■ Exercise materials
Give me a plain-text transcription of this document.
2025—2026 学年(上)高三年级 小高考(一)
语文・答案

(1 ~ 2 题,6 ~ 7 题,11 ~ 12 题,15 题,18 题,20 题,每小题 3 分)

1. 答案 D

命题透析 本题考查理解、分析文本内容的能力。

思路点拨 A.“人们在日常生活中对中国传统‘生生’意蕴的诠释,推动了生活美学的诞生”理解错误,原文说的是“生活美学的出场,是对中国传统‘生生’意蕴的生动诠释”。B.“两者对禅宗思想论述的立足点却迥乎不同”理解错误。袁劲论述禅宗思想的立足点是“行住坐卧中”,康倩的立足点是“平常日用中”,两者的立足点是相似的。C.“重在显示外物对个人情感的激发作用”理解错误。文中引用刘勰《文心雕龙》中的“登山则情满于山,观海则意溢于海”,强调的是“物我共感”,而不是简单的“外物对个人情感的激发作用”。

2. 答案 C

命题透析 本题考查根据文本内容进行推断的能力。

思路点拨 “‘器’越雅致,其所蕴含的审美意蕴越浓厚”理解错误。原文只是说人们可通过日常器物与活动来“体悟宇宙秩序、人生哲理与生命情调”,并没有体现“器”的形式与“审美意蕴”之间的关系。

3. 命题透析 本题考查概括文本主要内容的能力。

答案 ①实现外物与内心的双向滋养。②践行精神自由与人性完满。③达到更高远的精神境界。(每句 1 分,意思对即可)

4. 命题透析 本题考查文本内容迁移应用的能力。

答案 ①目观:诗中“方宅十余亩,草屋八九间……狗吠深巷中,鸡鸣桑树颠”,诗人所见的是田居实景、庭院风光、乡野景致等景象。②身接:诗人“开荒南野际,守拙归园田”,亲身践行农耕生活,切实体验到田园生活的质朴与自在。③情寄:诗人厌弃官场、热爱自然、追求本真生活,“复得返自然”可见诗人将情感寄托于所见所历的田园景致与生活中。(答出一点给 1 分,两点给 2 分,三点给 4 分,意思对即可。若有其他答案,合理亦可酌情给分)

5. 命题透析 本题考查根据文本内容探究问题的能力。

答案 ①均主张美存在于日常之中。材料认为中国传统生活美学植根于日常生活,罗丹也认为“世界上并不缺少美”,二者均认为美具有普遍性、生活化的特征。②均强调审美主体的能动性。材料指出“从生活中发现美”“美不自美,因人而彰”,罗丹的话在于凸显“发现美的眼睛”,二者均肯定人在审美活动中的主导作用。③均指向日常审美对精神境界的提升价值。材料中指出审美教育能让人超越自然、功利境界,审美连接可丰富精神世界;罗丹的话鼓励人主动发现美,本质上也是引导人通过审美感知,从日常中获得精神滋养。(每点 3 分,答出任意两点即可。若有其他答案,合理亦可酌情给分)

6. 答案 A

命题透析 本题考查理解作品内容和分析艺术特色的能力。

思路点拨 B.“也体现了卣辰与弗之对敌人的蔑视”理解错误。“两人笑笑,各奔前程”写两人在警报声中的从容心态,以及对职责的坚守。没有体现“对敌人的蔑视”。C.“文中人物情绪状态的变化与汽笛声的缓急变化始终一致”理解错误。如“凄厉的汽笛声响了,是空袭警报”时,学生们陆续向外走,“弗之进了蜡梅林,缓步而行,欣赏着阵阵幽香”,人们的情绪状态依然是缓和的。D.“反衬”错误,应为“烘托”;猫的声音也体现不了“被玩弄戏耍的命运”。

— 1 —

■ Objective
Reproduce the material exactly, with every line intact.

■ Completed task
Give me a plain-text transcription of this document.
2025—2026 学年(上)高三年级 小高考(一)
语文・答案

(1 ~ 2 题,6 ~ 7 题,11 ~ 12 题,15 题,18 题,20 题,每小题 3 分)

1. 答案 D

命题透析 本题考查理解、分析文本内容的能力。

思路点拨 A.“人们在日常生活中对中国传统‘生生’意蕴的诠释,推动了生活美学的诞生”理解错误,原文说的是“生活美学的出场,是对中国传统‘生生’意蕴的生动诠释”。B.“两者对禅宗思想论述的立足点却迥乎不同”理解错误。袁劲论述禅宗思想的立足点是“行住坐卧中”,康倩的立足点是“平常日用中”,两者的立足点是相似的。C.“重在显示外物对个人情感的激发作用”理解错误。文中引用刘勰《文心雕龙》中的“登山则情满于山,观海则意溢于海”,强调的是“物我共感”,而不是简单的“外物对个人情感的激发作用”。

2. 答案 C

命题透析 本题考查根据文本内容进行推断的能力。

思路点拨 “‘器’越雅致,其所蕴含的审美意蕴越浓厚”理解错误。原文只是说人们可通过日常器物与活动来“体悟宇宙秩序、人生哲理与生命情调”,并没有体现“器”的形式与“审美意蕴”之间的关系。

3. 命题透析 本题考查概括文本主要内容的能力。

答案 ①实现外物与内心的双向滋养。②践行精神自由与人性完满。③达到更高远的精神境界。(每句 1 分,意思对即可)

4. 命题透析 本题考查文本内容迁移应用的能力。

答案 ①目观:诗中“方宅十余亩,草屋八九间……狗吠深巷中,鸡鸣桑树颠”,诗人所见的是田居实景、庭院风光、乡野景致等景象。②身接:诗人“开荒南野际,守拙归园田”,亲身践行农耕生活,切实体验到田园生活的质朴与自在。③情寄:诗人厌弃官场、热爱自然、追求本真生活,“复得返自然”可见诗人将情感寄托于所见所历的田园景致与生活中。(答出一点给 1 分,两点给 2 分,三点给 4 分,意思对即可。若有其他答案,合理亦可酌情给分)

5. 命题透析 本题考查根据文本内容探究问题的能力。

答案 ①均主张美存在于日常之中。材料认为中国传统生活美学植根于日常生活,罗丹也认为“世界上并不缺少美”,二者均认为美具有普遍性、生活化的特征。②均强调审美主体的能动性。材料指出“从生活中发现美”“美不自美,因人而彰”,罗丹的话在于凸显“发现美的眼睛”,二者均肯定人在审美活动中的主导作用。③均指向日常审美对精神境界的提升价值。材料中指出审美教育能让人超越自然、功利境界,审美连接可丰富精神世界;罗丹的话鼓励人主动发现美,本质上也是引导人通过审美感知,从日常中获得精神滋养。(每点 3 分,答出任意两点即可。若有其他答案,合理亦可酌情给分)

6. 答案 A

命题透析 本题考查理解作品内容和分析艺术特色的能力。

思路点拨 B.“也体现了卣辰与弗之对敌人的蔑视”理解错误。“两人笑笑,各奔前程”写两人在警报声中的从容心态,以及对职责的坚守。没有体现“对敌人的蔑视”。C.“文中人物情绪状态的变化与汽笛声的缓急变化始终一致”理解错误。如“凄厉的汽笛声响了,是空袭警报”时,学生们陆续向外走,“弗之进了蜡梅林,缓步而行,欣赏着阵阵幽香”,人们的情绪状态依然是缓和的。D.“反衬”错误,应为“烘托”;猫的声音也体现不了“被玩弄戏耍的命运”。

— 1 —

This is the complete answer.